Task prompt: Leave out the pictures and return every entry exactly as it appears.

☆ ☆ ☆ ☆

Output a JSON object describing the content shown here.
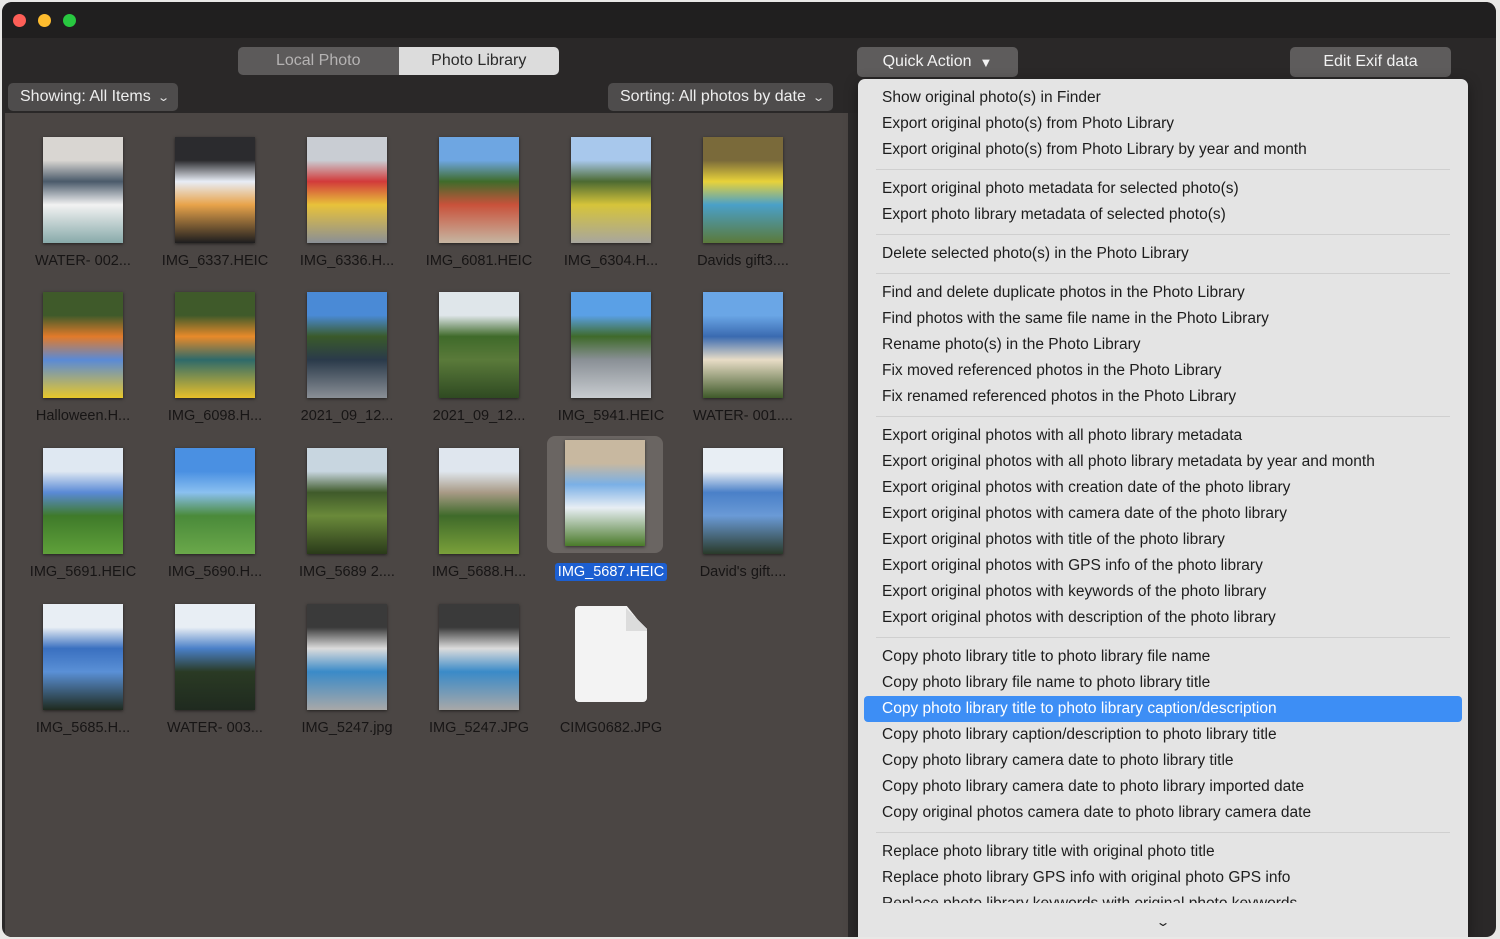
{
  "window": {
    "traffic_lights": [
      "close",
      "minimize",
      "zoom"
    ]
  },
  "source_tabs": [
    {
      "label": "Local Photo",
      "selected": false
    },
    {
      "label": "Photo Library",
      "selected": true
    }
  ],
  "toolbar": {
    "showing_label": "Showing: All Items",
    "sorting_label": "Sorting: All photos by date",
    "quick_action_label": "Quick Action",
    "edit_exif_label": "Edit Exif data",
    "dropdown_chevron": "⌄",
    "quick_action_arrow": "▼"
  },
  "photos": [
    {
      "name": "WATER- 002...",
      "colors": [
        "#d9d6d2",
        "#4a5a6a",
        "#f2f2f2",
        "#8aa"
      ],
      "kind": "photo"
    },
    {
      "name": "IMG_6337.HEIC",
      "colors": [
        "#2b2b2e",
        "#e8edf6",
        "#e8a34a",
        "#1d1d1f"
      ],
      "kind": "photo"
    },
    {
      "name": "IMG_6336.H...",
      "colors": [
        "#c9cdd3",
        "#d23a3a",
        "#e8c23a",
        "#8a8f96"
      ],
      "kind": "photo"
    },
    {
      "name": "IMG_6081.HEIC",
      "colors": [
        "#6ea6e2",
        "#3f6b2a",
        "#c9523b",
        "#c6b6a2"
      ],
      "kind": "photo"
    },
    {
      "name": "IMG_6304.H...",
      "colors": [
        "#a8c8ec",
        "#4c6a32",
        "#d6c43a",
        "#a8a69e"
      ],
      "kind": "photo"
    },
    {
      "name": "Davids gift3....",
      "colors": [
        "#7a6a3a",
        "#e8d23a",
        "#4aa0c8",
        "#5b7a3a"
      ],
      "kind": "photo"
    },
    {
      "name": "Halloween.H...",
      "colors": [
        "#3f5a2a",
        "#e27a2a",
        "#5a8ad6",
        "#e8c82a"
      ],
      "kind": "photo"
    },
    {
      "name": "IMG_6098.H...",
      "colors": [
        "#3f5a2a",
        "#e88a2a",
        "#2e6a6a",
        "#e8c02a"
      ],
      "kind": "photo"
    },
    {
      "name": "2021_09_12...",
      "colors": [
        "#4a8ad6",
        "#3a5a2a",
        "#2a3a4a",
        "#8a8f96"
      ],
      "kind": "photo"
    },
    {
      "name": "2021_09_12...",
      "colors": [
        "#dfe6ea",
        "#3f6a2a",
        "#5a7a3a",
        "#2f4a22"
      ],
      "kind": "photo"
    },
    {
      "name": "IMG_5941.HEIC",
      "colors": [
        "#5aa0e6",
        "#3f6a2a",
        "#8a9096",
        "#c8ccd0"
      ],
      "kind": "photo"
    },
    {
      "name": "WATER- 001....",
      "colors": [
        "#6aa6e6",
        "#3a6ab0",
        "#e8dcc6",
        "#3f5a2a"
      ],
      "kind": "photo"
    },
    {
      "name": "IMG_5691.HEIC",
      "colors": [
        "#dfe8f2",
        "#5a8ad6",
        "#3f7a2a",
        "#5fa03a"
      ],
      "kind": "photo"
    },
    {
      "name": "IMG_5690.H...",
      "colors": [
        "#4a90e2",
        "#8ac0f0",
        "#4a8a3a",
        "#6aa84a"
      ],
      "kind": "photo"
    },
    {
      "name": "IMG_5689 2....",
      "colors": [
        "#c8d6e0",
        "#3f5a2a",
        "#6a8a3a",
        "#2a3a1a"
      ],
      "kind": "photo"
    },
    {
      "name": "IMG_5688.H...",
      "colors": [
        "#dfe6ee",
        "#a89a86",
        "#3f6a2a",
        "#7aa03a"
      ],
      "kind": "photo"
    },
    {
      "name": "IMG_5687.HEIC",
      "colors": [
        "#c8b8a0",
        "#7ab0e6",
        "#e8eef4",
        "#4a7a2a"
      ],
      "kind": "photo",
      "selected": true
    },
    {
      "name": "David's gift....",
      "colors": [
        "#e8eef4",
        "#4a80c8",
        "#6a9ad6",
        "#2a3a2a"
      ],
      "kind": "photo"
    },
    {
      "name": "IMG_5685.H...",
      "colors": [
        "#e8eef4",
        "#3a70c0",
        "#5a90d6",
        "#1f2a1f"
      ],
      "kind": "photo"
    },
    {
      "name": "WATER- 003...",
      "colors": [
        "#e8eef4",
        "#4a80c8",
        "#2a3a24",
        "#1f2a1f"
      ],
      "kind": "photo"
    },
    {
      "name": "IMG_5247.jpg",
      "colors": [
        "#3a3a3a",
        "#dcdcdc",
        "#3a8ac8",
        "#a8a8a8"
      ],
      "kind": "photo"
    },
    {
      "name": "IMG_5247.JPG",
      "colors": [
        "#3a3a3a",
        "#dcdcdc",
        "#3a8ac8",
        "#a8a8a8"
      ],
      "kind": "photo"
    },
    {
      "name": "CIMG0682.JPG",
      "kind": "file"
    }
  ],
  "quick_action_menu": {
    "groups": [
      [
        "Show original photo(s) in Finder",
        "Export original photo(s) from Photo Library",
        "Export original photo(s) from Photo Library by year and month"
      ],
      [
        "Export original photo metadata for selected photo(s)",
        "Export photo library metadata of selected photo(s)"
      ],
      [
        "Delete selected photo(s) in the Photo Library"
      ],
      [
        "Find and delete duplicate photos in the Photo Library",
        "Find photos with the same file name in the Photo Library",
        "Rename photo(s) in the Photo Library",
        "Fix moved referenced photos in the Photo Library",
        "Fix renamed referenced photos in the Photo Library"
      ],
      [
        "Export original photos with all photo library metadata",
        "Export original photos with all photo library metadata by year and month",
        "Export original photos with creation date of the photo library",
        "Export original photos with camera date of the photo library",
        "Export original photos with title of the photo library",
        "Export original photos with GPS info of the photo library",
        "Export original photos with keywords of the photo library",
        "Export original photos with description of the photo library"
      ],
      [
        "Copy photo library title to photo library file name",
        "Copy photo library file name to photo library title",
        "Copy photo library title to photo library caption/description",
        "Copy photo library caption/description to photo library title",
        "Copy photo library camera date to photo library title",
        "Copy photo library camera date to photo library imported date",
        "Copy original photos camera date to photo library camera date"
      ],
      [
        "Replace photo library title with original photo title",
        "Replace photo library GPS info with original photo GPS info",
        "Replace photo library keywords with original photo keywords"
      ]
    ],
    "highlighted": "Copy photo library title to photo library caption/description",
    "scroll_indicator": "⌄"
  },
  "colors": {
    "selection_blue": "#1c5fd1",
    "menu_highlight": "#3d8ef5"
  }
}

☆ ☆ ☆ ☆

Answer below:
Output a JSON object describing the content shown here.
{
  "window": {
    "traffic_lights": [
      "close",
      "minimize",
      "zoom"
    ]
  },
  "source_tabs": [
    {
      "label": "Local Photo",
      "selected": false
    },
    {
      "label": "Photo Library",
      "selected": true
    }
  ],
  "toolbar": {
    "showing_label": "Showing: All Items",
    "sorting_label": "Sorting: All photos by date",
    "quick_action_label": "Quick Action",
    "edit_exif_label": "Edit Exif data",
    "dropdown_chevron": "⌄",
    "quick_action_arrow": "▼"
  },
  "photos": [
    {
      "name": "WATER- 002...",
      "colors": [
        "#d9d6d2",
        "#4a5a6a",
        "#f2f2f2",
        "#8aa"
      ],
      "kind": "photo"
    },
    {
      "name": "IMG_6337.HEIC",
      "colors": [
        "#2b2b2e",
        "#e8edf6",
        "#e8a34a",
        "#1d1d1f"
      ],
      "kind": "photo"
    },
    {
      "name": "IMG_6336.H...",
      "colors": [
        "#c9cdd3",
        "#d23a3a",
        "#e8c23a",
        "#8a8f96"
      ],
      "kind": "photo"
    },
    {
      "name": "IMG_6081.HEIC",
      "colors": [
        "#6ea6e2",
        "#3f6b2a",
        "#c9523b",
        "#c6b6a2"
      ],
      "kind": "photo"
    },
    {
      "name": "IMG_6304.H...",
      "colors": [
        "#a8c8ec",
        "#4c6a32",
        "#d6c43a",
        "#a8a69e"
      ],
      "kind": "photo"
    },
    {
      "name": "Davids gift3....",
      "colors": [
        "#7a6a3a",
        "#e8d23a",
        "#4aa0c8",
        "#5b7a3a"
      ],
      "kind": "photo"
    },
    {
      "name": "Halloween.H...",
      "colors": [
        "#3f5a2a",
        "#e27a2a",
        "#5a8ad6",
        "#e8c82a"
      ],
      "kind": "photo"
    },
    {
      "name": "IMG_6098.H...",
      "colors": [
        "#3f5a2a",
        "#e88a2a",
        "#2e6a6a",
        "#e8c02a"
      ],
      "kind": "photo"
    },
    {
      "name": "2021_09_12...",
      "colors": [
        "#4a8ad6",
        "#3a5a2a",
        "#2a3a4a",
        "#8a8f96"
      ],
      "kind": "photo"
    },
    {
      "name": "2021_09_12...",
      "colors": [
        "#dfe6ea",
        "#3f6a2a",
        "#5a7a3a",
        "#2f4a22"
      ],
      "kind": "photo"
    },
    {
      "name": "IMG_5941.HEIC",
      "colors": [
        "#5aa0e6",
        "#3f6a2a",
        "#8a9096",
        "#c8ccd0"
      ],
      "kind": "photo"
    },
    {
      "name": "WATER- 001....",
      "colors": [
        "#6aa6e6",
        "#3a6ab0",
        "#e8dcc6",
        "#3f5a2a"
      ],
      "kind": "photo"
    },
    {
      "name": "IMG_5691.HEIC",
      "colors": [
        "#dfe8f2",
        "#5a8ad6",
        "#3f7a2a",
        "#5fa03a"
      ],
      "kind": "photo"
    },
    {
      "name": "IMG_5690.H...",
      "colors": [
        "#4a90e2",
        "#8ac0f0",
        "#4a8a3a",
        "#6aa84a"
      ],
      "kind": "photo"
    },
    {
      "name": "IMG_5689 2....",
      "colors": [
        "#c8d6e0",
        "#3f5a2a",
        "#6a8a3a",
        "#2a3a1a"
      ],
      "kind": "photo"
    },
    {
      "name": "IMG_5688.H...",
      "colors": [
        "#dfe6ee",
        "#a89a86",
        "#3f6a2a",
        "#7aa03a"
      ],
      "kind": "photo"
    },
    {
      "name": "IMG_5687.HEIC",
      "colors": [
        "#c8b8a0",
        "#7ab0e6",
        "#e8eef4",
        "#4a7a2a"
      ],
      "kind": "photo",
      "selected": true
    },
    {
      "name": "David's gift....",
      "colors": [
        "#e8eef4",
        "#4a80c8",
        "#6a9ad6",
        "#2a3a2a"
      ],
      "kind": "photo"
    },
    {
      "name": "IMG_5685.H...",
      "colors": [
        "#e8eef4",
        "#3a70c0",
        "#5a90d6",
        "#1f2a1f"
      ],
      "kind": "photo"
    },
    {
      "name": "WATER- 003...",
      "colors": [
        "#e8eef4",
        "#4a80c8",
        "#2a3a24",
        "#1f2a1f"
      ],
      "kind": "photo"
    },
    {
      "name": "IMG_5247.jpg",
      "colors": [
        "#3a3a3a",
        "#dcdcdc",
        "#3a8ac8",
        "#a8a8a8"
      ],
      "kind": "photo"
    },
    {
      "name": "IMG_5247.JPG",
      "colors": [
        "#3a3a3a",
        "#dcdcdc",
        "#3a8ac8",
        "#a8a8a8"
      ],
      "kind": "photo"
    },
    {
      "name": "CIMG0682.JPG",
      "kind": "file"
    }
  ],
  "quick_action_menu": {
    "groups": [
      [
        "Show original photo(s) in Finder",
        "Export original photo(s) from Photo Library",
        "Export original photo(s) from Photo Library by year and month"
      ],
      [
        "Export original photo metadata for selected photo(s)",
        "Export photo library metadata of selected photo(s)"
      ],
      [
        "Delete selected photo(s) in the Photo Library"
      ],
      [
        "Find and delete duplicate photos in the Photo Library",
        "Find photos with the same file name in the Photo Library",
        "Rename photo(s) in the Photo Library",
        "Fix moved referenced photos in the Photo Library",
        "Fix renamed referenced photos in the Photo Library"
      ],
      [
        "Export original photos with all photo library metadata",
        "Export original photos with all photo library metadata by year and month",
        "Export original photos with creation date of the photo library",
        "Export original photos with camera date of the photo library",
        "Export original photos with title of the photo library",
        "Export original photos with GPS info of the photo library",
        "Export original photos with keywords of the photo library",
        "Export original photos with description of the photo library"
      ],
      [
        "Copy photo library title to photo library file name",
        "Copy photo library file name to photo library title",
        "Copy photo library title to photo library caption/description",
        "Copy photo library caption/description to photo library title",
        "Copy photo library camera date to photo library title",
        "Copy photo library camera date to photo library imported date",
        "Copy original photos camera date to photo library camera date"
      ],
      [
        "Replace photo library title with original photo title",
        "Replace photo library GPS info with original photo GPS info",
        "Replace photo library keywords with original photo keywords"
      ]
    ],
    "highlighted": "Copy photo library title to photo library caption/description",
    "scroll_indicator": "⌄"
  },
  "colors": {
    "selection_blue": "#1c5fd1",
    "menu_highlight": "#3d8ef5"
  }
}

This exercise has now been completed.